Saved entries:
________________

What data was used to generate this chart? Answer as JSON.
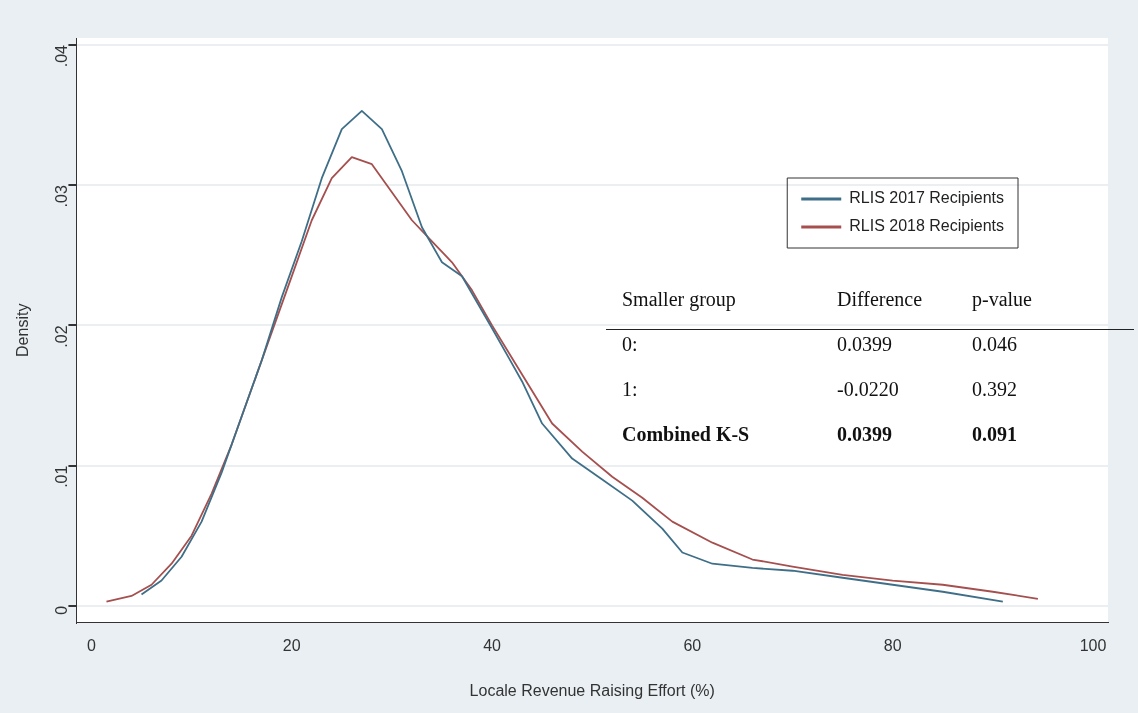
{
  "chart_data": {
    "type": "line",
    "xlabel": "Locale Revenue Raising Effort (%)",
    "ylabel": "Density",
    "xlim": [
      -1.5,
      101.5
    ],
    "ylim": [
      -0.0012,
      0.0405
    ],
    "xticks": [
      0,
      20,
      40,
      60,
      80,
      100
    ],
    "yticks": [
      0,
      {
        "value": 0.01,
        "label": ".01"
      },
      {
        "value": 0.02,
        "label": ".02"
      },
      {
        "value": 0.03,
        "label": ".03"
      },
      {
        "value": 0.04,
        "label": ".04"
      }
    ],
    "grid": "y",
    "legend": "top right",
    "marker": "none",
    "line_style": "solid",
    "series": [
      {
        "name": "RLIS 2017 Recipients",
        "color": "#3f6f88",
        "x": [
          5,
          7,
          9,
          11,
          13,
          15,
          17,
          19,
          21,
          23,
          25,
          27,
          29,
          31,
          33,
          35,
          37,
          40,
          43,
          45,
          48,
          51,
          54,
          57,
          59,
          62,
          66,
          70,
          75,
          80,
          85,
          91
        ],
        "values": [
          0.0008,
          0.0018,
          0.0035,
          0.006,
          0.0095,
          0.0135,
          0.0175,
          0.022,
          0.026,
          0.0305,
          0.034,
          0.0353,
          0.034,
          0.031,
          0.027,
          0.0245,
          0.0235,
          0.0198,
          0.016,
          0.013,
          0.0105,
          0.009,
          0.0075,
          0.0055,
          0.0038,
          0.003,
          0.0027,
          0.0025,
          0.002,
          0.0015,
          0.001,
          0.0003
        ]
      },
      {
        "name": "RLIS 2018 Recipients",
        "color": "#a5504f",
        "x": [
          1.5,
          4,
          6,
          8,
          10,
          12,
          14,
          16,
          18,
          20,
          22,
          24,
          26,
          28,
          30,
          32,
          34,
          36,
          38,
          40,
          43,
          46,
          49,
          52,
          55,
          58,
          62,
          66,
          70,
          75,
          80,
          85,
          90,
          94.5
        ],
        "values": [
          0.0003,
          0.0007,
          0.0015,
          0.003,
          0.005,
          0.008,
          0.0115,
          0.0155,
          0.0195,
          0.0235,
          0.0275,
          0.0305,
          0.032,
          0.0315,
          0.0295,
          0.0275,
          0.026,
          0.0245,
          0.0225,
          0.02,
          0.0165,
          0.013,
          0.011,
          0.0092,
          0.0077,
          0.006,
          0.0045,
          0.0033,
          0.0028,
          0.0022,
          0.0018,
          0.0015,
          0.001,
          0.0005
        ]
      }
    ],
    "annotations": [
      "Smaller group",
      "Difference",
      "p-value",
      "0:",
      "0.0399",
      "0.046",
      "1:",
      "-0.0220",
      "0.392",
      "Combined K-S",
      "0.0399",
      "0.091"
    ]
  }
}
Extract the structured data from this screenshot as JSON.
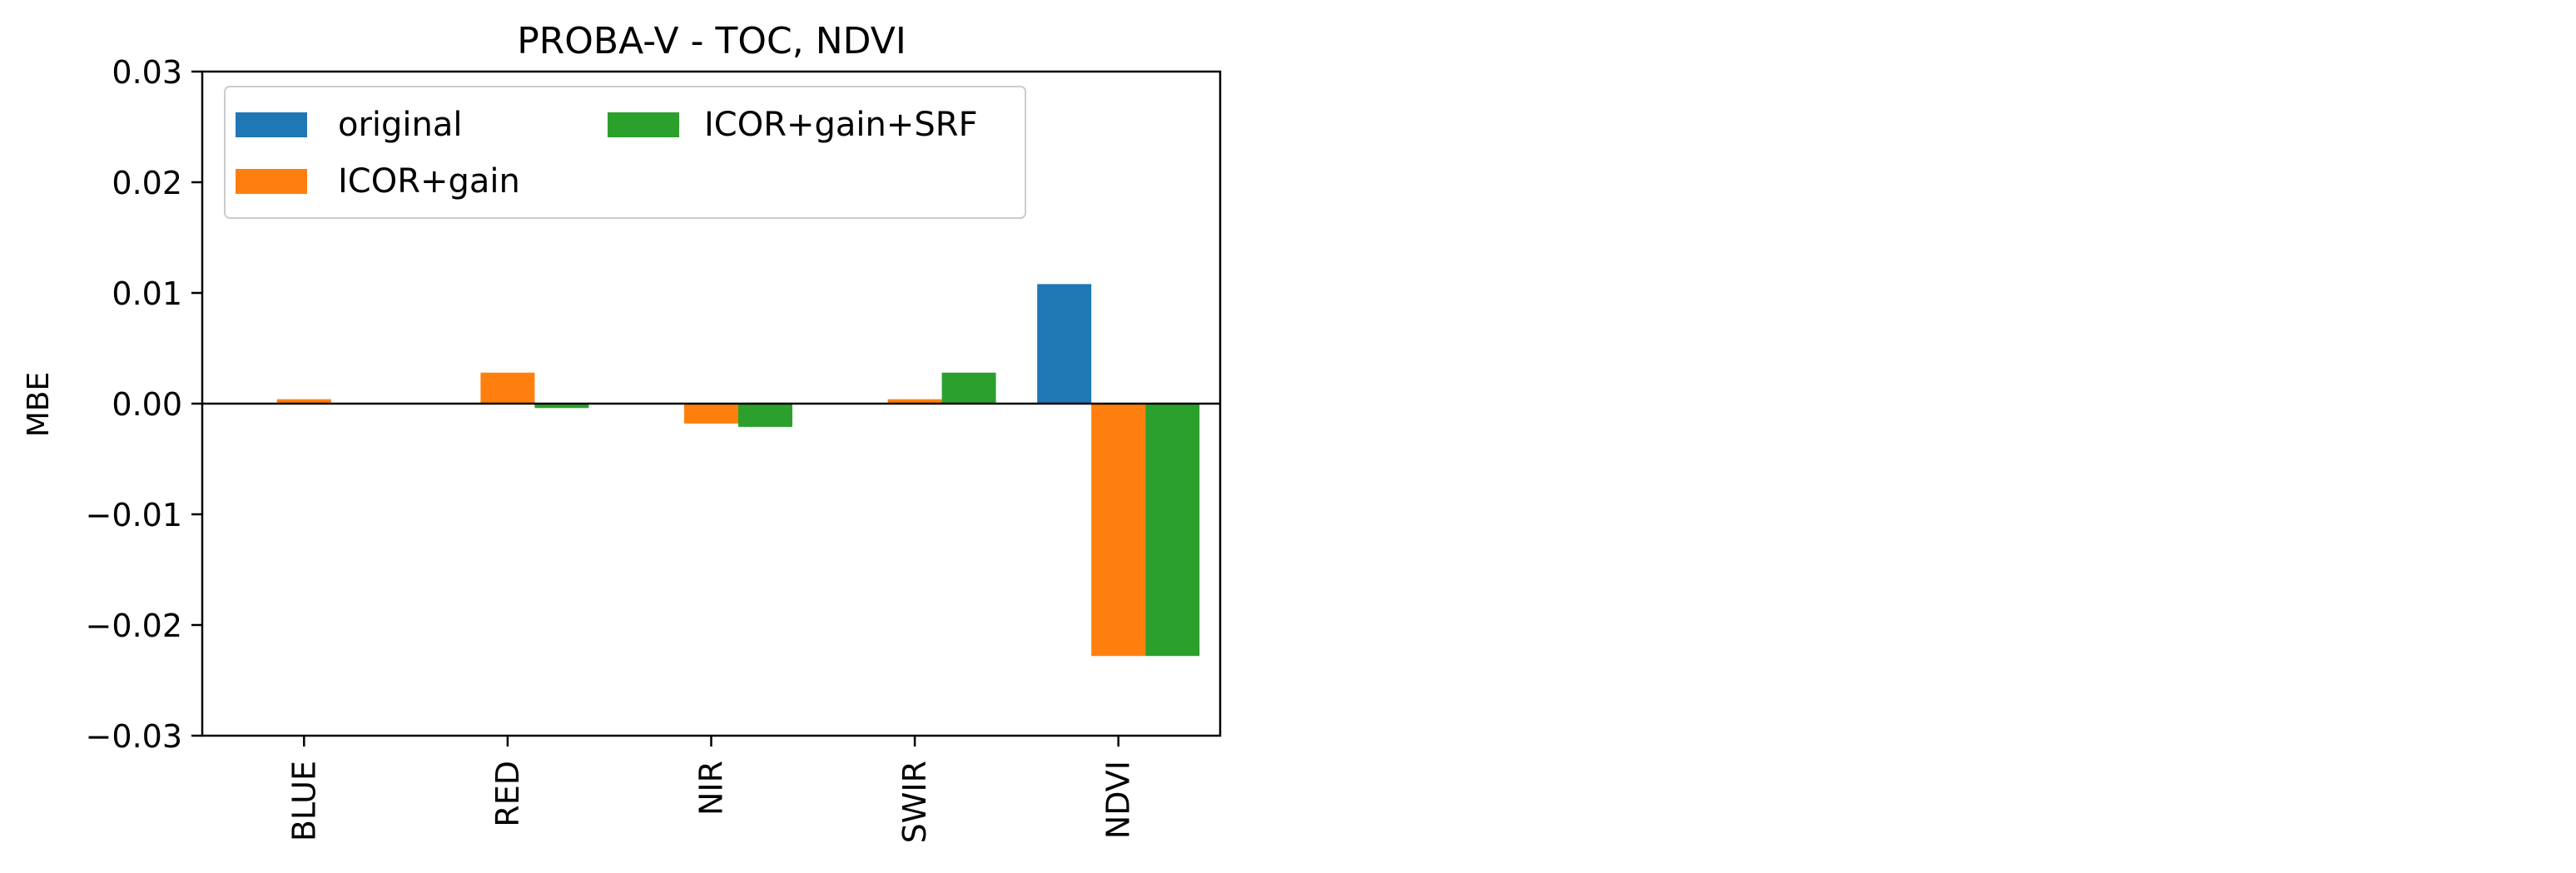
{
  "chart_data": {
    "type": "bar",
    "title": "PROBA-V - TOC, NDVI",
    "xlabel": "",
    "ylabel": "MBE",
    "ylim": [
      -0.03,
      0.03
    ],
    "yticks": [
      0.03,
      0.02,
      0.01,
      0.0,
      -0.01,
      -0.02,
      -0.03
    ],
    "ytick_labels": [
      "0.03",
      "0.02",
      "0.01",
      "0.00",
      "−0.01",
      "−0.02",
      "−0.03"
    ],
    "categories": [
      "BLUE",
      "RED",
      "NIR",
      "SWIR",
      "NDVI"
    ],
    "series": [
      {
        "name": "original",
        "color": "#1f77b4",
        "values": [
          0.0,
          0.0,
          0.0,
          0.0,
          0.0108
        ]
      },
      {
        "name": "ICOR+gain",
        "color": "#ff7f0e",
        "values": [
          0.0004,
          0.0028,
          -0.0018,
          0.0004,
          -0.0228
        ]
      },
      {
        "name": "ICOR+gain+SRF",
        "color": "#2ca02c",
        "values": [
          0.0,
          -0.0004,
          -0.0021,
          0.0028,
          -0.0228
        ]
      }
    ],
    "legend": {
      "position": "top-left",
      "columns": 2,
      "entries": [
        "original",
        "ICOR+gain",
        "ICOR+gain+SRF"
      ]
    },
    "grid": false,
    "zero_line": true
  }
}
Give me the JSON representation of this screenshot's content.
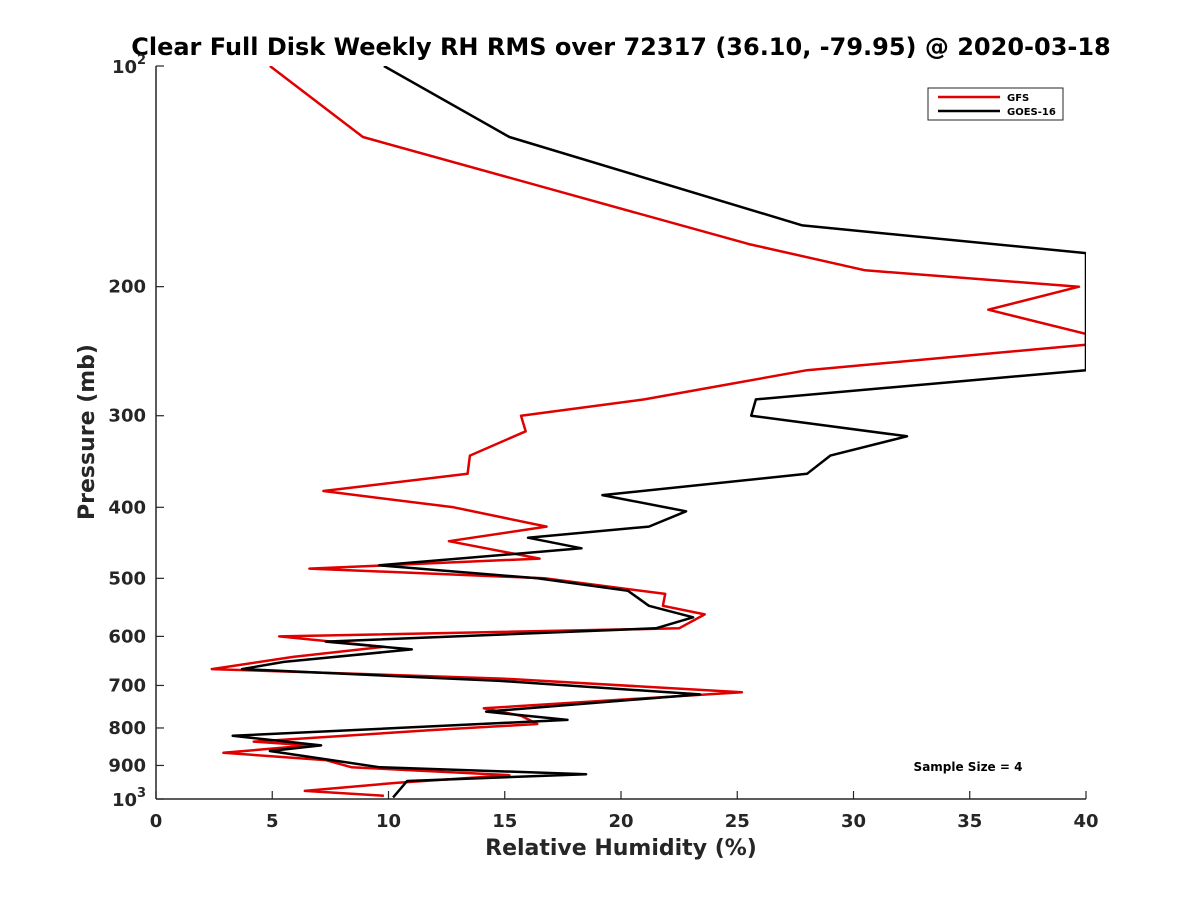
{
  "chart_data": {
    "type": "line",
    "title": "Clear Full Disk Weekly RH RMS over 72317 (36.10, -79.95) @ 2020-03-18",
    "xlabel": "Relative Humidity (%)",
    "ylabel": "Pressure (mb)",
    "xlim": [
      0,
      40
    ],
    "ylim": [
      100,
      1000
    ],
    "y_scale": "log",
    "y_reversed": true,
    "x_ticks": [
      "0",
      "5",
      "10",
      "15",
      "20",
      "25",
      "30",
      "35",
      "40"
    ],
    "y_ticks": [
      {
        "value": 100,
        "base": "10",
        "sup": "2"
      },
      {
        "value": 200,
        "label": "200"
      },
      {
        "value": 300,
        "label": "300"
      },
      {
        "value": 400,
        "label": "400"
      },
      {
        "value": 500,
        "label": "500"
      },
      {
        "value": 600,
        "label": "600"
      },
      {
        "value": 700,
        "label": "700"
      },
      {
        "value": 800,
        "label": "800"
      },
      {
        "value": 900,
        "label": "900"
      },
      {
        "value": 1000,
        "base": "10",
        "sup": "3"
      }
    ],
    "grid": false,
    "legend_position": "top-right",
    "annotation": "Sample Size = 4",
    "series": [
      {
        "name": "GFS",
        "color": "#e00000",
        "points": [
          [
            4.9,
            100
          ],
          [
            8.9,
            125
          ],
          [
            25.5,
            175
          ],
          [
            30.5,
            190
          ],
          [
            39.7,
            200
          ],
          [
            35.8,
            215
          ],
          [
            40,
            232
          ],
          [
            40,
            240
          ],
          [
            28,
            260
          ],
          [
            21,
            285
          ],
          [
            15.7,
            300
          ],
          [
            15.9,
            315
          ],
          [
            13.5,
            340
          ],
          [
            13.4,
            360
          ],
          [
            7.2,
            380
          ],
          [
            12.8,
            400
          ],
          [
            16.8,
            425
          ],
          [
            12.6,
            445
          ],
          [
            16.5,
            470
          ],
          [
            6.6,
            485
          ],
          [
            16.7,
            500
          ],
          [
            21.9,
            525
          ],
          [
            21.8,
            545
          ],
          [
            23.6,
            560
          ],
          [
            22.5,
            585
          ],
          [
            5.3,
            600
          ],
          [
            9.8,
            620
          ],
          [
            5.9,
            640
          ],
          [
            2.4,
            665
          ],
          [
            14.9,
            685
          ],
          [
            25.2,
            715
          ],
          [
            14.1,
            752
          ],
          [
            15.7,
            770
          ],
          [
            16.4,
            790
          ],
          [
            12,
            805
          ],
          [
            4.2,
            835
          ],
          [
            6.6,
            845
          ],
          [
            2.9,
            865
          ],
          [
            7.3,
            885
          ],
          [
            8.4,
            905
          ],
          [
            15.2,
            928
          ],
          [
            10.4,
            950
          ],
          [
            6.4,
            975
          ],
          [
            9.8,
            990
          ]
        ]
      },
      {
        "name": "GOES-16",
        "color": "#000000",
        "points": [
          [
            9.8,
            100
          ],
          [
            15.2,
            125
          ],
          [
            27.8,
            165
          ],
          [
            40,
            180
          ],
          [
            40,
            260
          ],
          [
            25.8,
            285
          ],
          [
            25.6,
            300
          ],
          [
            32.3,
            320
          ],
          [
            29,
            340
          ],
          [
            28,
            360
          ],
          [
            19.2,
            385
          ],
          [
            22.8,
            405
          ],
          [
            21.2,
            425
          ],
          [
            16,
            440
          ],
          [
            18.3,
            455
          ],
          [
            9.6,
            480
          ],
          [
            16.4,
            500
          ],
          [
            20.3,
            520
          ],
          [
            21.2,
            545
          ],
          [
            23.1,
            565
          ],
          [
            21.5,
            585
          ],
          [
            7.3,
            610
          ],
          [
            11,
            625
          ],
          [
            5.5,
            650
          ],
          [
            3.7,
            665
          ],
          [
            14.8,
            690
          ],
          [
            23.4,
            720
          ],
          [
            14.2,
            760
          ],
          [
            17.7,
            780
          ],
          [
            3.3,
            820
          ],
          [
            7.1,
            845
          ],
          [
            4.9,
            860
          ],
          [
            9.6,
            905
          ],
          [
            18.5,
            925
          ],
          [
            10.8,
            945
          ],
          [
            10.2,
            995
          ]
        ]
      }
    ]
  }
}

________________

◆ **WHAT IS BEING ASKED**
Some lines of the data above may hold the word "color"; report how many do, and nothing else.

◆ **CORRECT OUTPUT**
7